### Set exercise
Keep the pictures out of the copy and print all the entries below exactly.

### Raw data
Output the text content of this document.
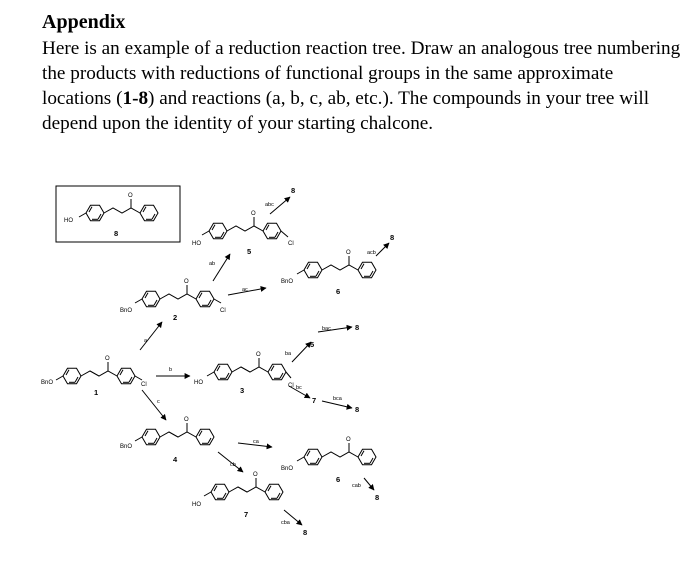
Appendix
Here is an example of a reduction reaction tree. Draw an analogous tree numbering the products with reductions of functional groups in the same approximate locations (1-8) and reactions (a, b, c, ab, etc.). The compounds in your tree will depend upon the identity of your starting chalcone.
HO
O
8
BnO
O
Cl
1
BnO
O
Cl
2
HO
O
Cl
3
BnO
O
4
HO
O
Cl
5
BnO
O
6
BnO
O
6
HO
O
7
a
b
c
ab
ac
abc
8
acb
8
ba
5
bac	8
bc
7	bca
8
ca
cb
cab
8
cba
8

### Output
Output the text content of this document.
Appendix
Here is an example of a reduction reaction tree. Draw an analogous tree numbering the products with reductions of functional groups in the same approximate locations (1-8) and reactions (a, b, c, ab, etc.). The compounds in your tree will depend upon the identity of your starting chalcone.
HO
O
8
BnO
O
Cl
1
BnO
O
Cl
2
HO
O
Cl
3
BnO
O
4
HO
O
Cl
5
BnO
O
6
BnO
O
6
HO
O
7
a
b
c
ab
ac
abc
8
acb
8
ba
5
bac	8
bc
7	bca
8
ca
cb
cab
8
cba
8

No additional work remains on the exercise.